>>>

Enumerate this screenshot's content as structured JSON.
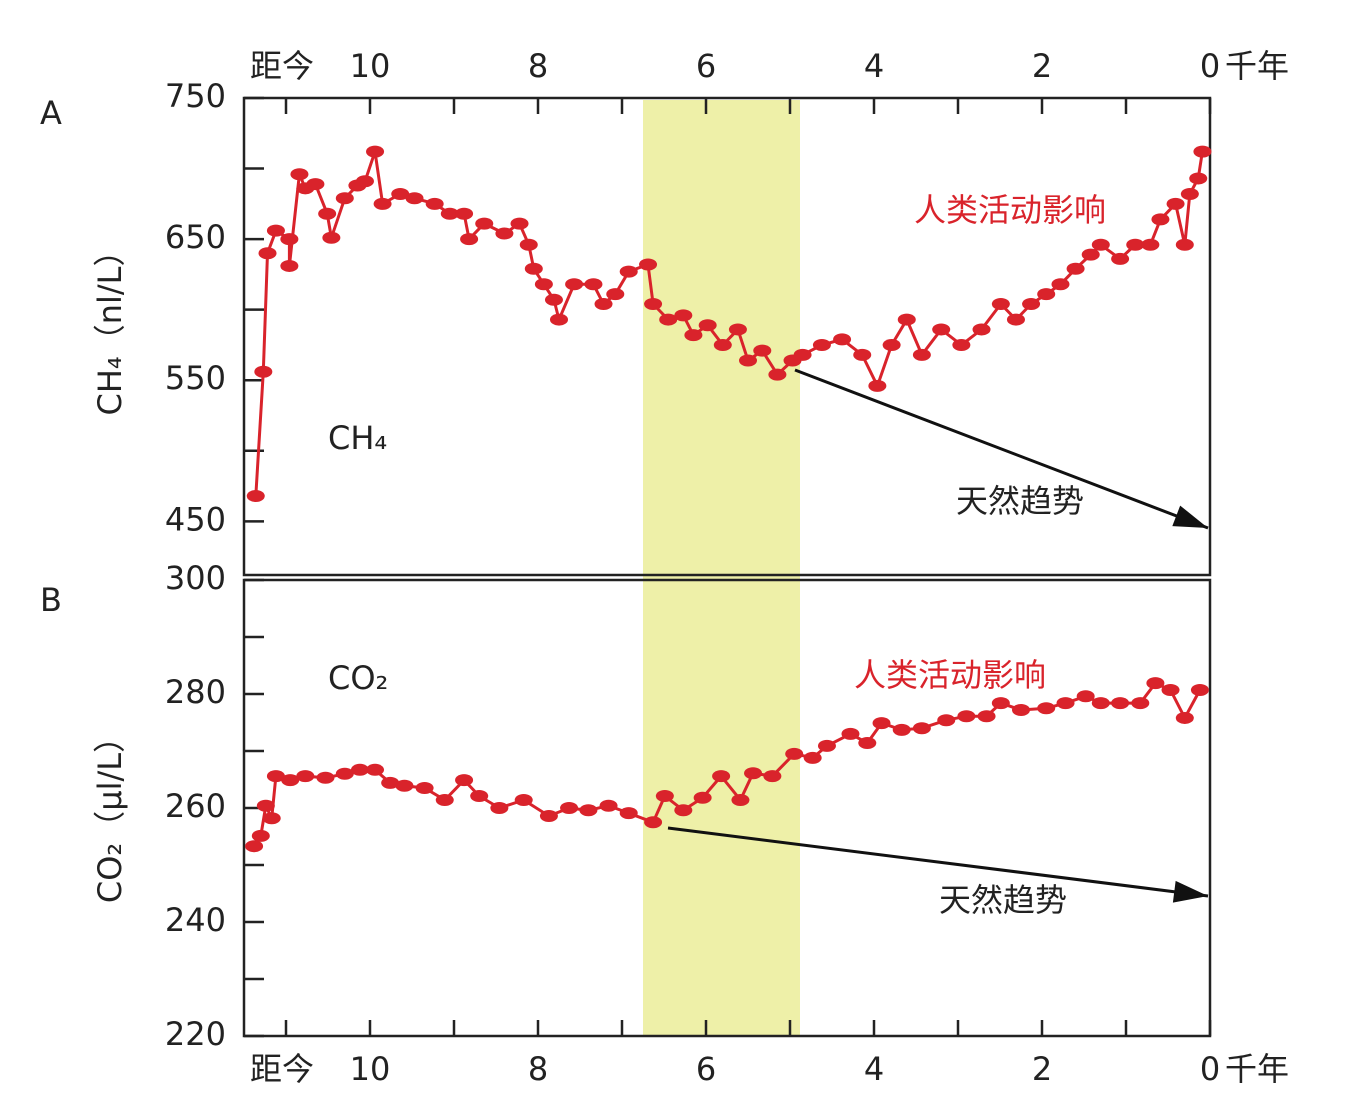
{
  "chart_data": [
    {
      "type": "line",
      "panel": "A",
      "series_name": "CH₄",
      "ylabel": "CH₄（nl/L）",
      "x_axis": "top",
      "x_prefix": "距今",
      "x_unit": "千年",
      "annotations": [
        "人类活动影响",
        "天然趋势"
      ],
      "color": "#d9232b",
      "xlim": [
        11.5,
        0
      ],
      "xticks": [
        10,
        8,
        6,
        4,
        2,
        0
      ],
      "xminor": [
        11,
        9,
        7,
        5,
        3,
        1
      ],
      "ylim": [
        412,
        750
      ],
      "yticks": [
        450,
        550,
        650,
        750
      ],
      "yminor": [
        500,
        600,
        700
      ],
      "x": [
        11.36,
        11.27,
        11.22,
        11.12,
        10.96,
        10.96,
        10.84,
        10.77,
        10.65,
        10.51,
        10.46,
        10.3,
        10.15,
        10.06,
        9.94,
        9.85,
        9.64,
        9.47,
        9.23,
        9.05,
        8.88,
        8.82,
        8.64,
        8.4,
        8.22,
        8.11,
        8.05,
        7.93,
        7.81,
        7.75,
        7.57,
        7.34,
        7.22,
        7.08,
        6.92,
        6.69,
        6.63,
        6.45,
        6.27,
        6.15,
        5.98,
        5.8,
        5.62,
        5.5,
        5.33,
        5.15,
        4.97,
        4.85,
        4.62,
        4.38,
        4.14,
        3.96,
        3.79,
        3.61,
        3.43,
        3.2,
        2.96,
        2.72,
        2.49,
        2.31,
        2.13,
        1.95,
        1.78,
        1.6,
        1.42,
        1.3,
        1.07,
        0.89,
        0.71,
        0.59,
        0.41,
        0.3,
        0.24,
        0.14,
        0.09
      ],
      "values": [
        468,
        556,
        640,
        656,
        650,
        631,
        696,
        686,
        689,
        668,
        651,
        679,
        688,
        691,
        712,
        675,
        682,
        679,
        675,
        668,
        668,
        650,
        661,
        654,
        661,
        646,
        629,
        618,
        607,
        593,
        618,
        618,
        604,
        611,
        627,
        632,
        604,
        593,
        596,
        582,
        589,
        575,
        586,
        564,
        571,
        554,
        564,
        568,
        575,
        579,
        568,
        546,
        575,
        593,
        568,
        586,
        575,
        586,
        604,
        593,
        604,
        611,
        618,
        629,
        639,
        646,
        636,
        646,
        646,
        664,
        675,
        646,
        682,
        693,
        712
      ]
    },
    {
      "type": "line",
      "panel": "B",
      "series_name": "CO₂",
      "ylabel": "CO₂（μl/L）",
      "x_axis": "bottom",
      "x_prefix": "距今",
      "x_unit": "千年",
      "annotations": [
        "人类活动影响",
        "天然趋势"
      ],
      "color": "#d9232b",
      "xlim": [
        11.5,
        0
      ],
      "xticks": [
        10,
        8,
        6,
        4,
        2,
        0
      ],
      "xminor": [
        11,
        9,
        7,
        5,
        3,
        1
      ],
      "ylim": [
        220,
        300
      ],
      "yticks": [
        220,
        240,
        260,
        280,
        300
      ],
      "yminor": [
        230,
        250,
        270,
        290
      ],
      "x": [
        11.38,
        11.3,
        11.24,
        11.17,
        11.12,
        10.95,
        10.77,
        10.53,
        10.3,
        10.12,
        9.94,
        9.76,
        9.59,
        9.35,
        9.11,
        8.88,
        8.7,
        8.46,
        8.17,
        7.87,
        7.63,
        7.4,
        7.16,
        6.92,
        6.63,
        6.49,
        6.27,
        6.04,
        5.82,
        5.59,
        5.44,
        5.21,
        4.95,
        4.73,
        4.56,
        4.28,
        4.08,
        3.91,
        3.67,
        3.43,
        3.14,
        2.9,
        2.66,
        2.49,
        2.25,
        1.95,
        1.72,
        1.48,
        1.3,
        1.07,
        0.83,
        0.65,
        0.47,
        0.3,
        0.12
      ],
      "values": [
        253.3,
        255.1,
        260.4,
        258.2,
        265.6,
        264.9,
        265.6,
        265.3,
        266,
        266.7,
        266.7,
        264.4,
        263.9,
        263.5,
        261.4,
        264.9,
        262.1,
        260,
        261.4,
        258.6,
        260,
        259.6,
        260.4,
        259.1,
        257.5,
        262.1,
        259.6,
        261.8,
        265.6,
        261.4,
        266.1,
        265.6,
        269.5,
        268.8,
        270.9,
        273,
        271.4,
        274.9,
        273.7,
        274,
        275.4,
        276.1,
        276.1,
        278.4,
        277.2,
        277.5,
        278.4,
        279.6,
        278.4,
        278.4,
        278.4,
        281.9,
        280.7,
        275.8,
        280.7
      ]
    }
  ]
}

<<<

■ Goal of the exercise
Return all of the data exactly as written, and drop the pictures.

■ Exercise response
Enumerate this screenshot's content as structured JSON.
{
  "chart_data": [
    {
      "type": "line",
      "panel": "A",
      "series_name": "CH₄",
      "ylabel": "CH₄（nl/L）",
      "x_axis": "top",
      "x_prefix": "距今",
      "x_unit": "千年",
      "annotations": [
        "人类活动影响",
        "天然趋势"
      ],
      "color": "#d9232b",
      "xlim": [
        11.5,
        0
      ],
      "xticks": [
        10,
        8,
        6,
        4,
        2,
        0
      ],
      "xminor": [
        11,
        9,
        7,
        5,
        3,
        1
      ],
      "ylim": [
        412,
        750
      ],
      "yticks": [
        450,
        550,
        650,
        750
      ],
      "yminor": [
        500,
        600,
        700
      ],
      "x": [
        11.36,
        11.27,
        11.22,
        11.12,
        10.96,
        10.96,
        10.84,
        10.77,
        10.65,
        10.51,
        10.46,
        10.3,
        10.15,
        10.06,
        9.94,
        9.85,
        9.64,
        9.47,
        9.23,
        9.05,
        8.88,
        8.82,
        8.64,
        8.4,
        8.22,
        8.11,
        8.05,
        7.93,
        7.81,
        7.75,
        7.57,
        7.34,
        7.22,
        7.08,
        6.92,
        6.69,
        6.63,
        6.45,
        6.27,
        6.15,
        5.98,
        5.8,
        5.62,
        5.5,
        5.33,
        5.15,
        4.97,
        4.85,
        4.62,
        4.38,
        4.14,
        3.96,
        3.79,
        3.61,
        3.43,
        3.2,
        2.96,
        2.72,
        2.49,
        2.31,
        2.13,
        1.95,
        1.78,
        1.6,
        1.42,
        1.3,
        1.07,
        0.89,
        0.71,
        0.59,
        0.41,
        0.3,
        0.24,
        0.14,
        0.09
      ],
      "values": [
        468,
        556,
        640,
        656,
        650,
        631,
        696,
        686,
        689,
        668,
        651,
        679,
        688,
        691,
        712,
        675,
        682,
        679,
        675,
        668,
        668,
        650,
        661,
        654,
        661,
        646,
        629,
        618,
        607,
        593,
        618,
        618,
        604,
        611,
        627,
        632,
        604,
        593,
        596,
        582,
        589,
        575,
        586,
        564,
        571,
        554,
        564,
        568,
        575,
        579,
        568,
        546,
        575,
        593,
        568,
        586,
        575,
        586,
        604,
        593,
        604,
        611,
        618,
        629,
        639,
        646,
        636,
        646,
        646,
        664,
        675,
        646,
        682,
        693,
        712
      ]
    },
    {
      "type": "line",
      "panel": "B",
      "series_name": "CO₂",
      "ylabel": "CO₂（μl/L）",
      "x_axis": "bottom",
      "x_prefix": "距今",
      "x_unit": "千年",
      "annotations": [
        "人类活动影响",
        "天然趋势"
      ],
      "color": "#d9232b",
      "xlim": [
        11.5,
        0
      ],
      "xticks": [
        10,
        8,
        6,
        4,
        2,
        0
      ],
      "xminor": [
        11,
        9,
        7,
        5,
        3,
        1
      ],
      "ylim": [
        220,
        300
      ],
      "yticks": [
        220,
        240,
        260,
        280,
        300
      ],
      "yminor": [
        230,
        250,
        270,
        290
      ],
      "x": [
        11.38,
        11.3,
        11.24,
        11.17,
        11.12,
        10.95,
        10.77,
        10.53,
        10.3,
        10.12,
        9.94,
        9.76,
        9.59,
        9.35,
        9.11,
        8.88,
        8.7,
        8.46,
        8.17,
        7.87,
        7.63,
        7.4,
        7.16,
        6.92,
        6.63,
        6.49,
        6.27,
        6.04,
        5.82,
        5.59,
        5.44,
        5.21,
        4.95,
        4.73,
        4.56,
        4.28,
        4.08,
        3.91,
        3.67,
        3.43,
        3.14,
        2.9,
        2.66,
        2.49,
        2.25,
        1.95,
        1.72,
        1.48,
        1.3,
        1.07,
        0.83,
        0.65,
        0.47,
        0.3,
        0.12
      ],
      "values": [
        253.3,
        255.1,
        260.4,
        258.2,
        265.6,
        264.9,
        265.6,
        265.3,
        266,
        266.7,
        266.7,
        264.4,
        263.9,
        263.5,
        261.4,
        264.9,
        262.1,
        260,
        261.4,
        258.6,
        260,
        259.6,
        260.4,
        259.1,
        257.5,
        262.1,
        259.6,
        261.8,
        265.6,
        261.4,
        266.1,
        265.6,
        269.5,
        268.8,
        270.9,
        273,
        271.4,
        274.9,
        273.7,
        274,
        275.4,
        276.1,
        276.1,
        278.4,
        277.2,
        277.5,
        278.4,
        279.6,
        278.4,
        278.4,
        278.4,
        281.9,
        280.7,
        275.8,
        280.7
      ]
    }
  ]
}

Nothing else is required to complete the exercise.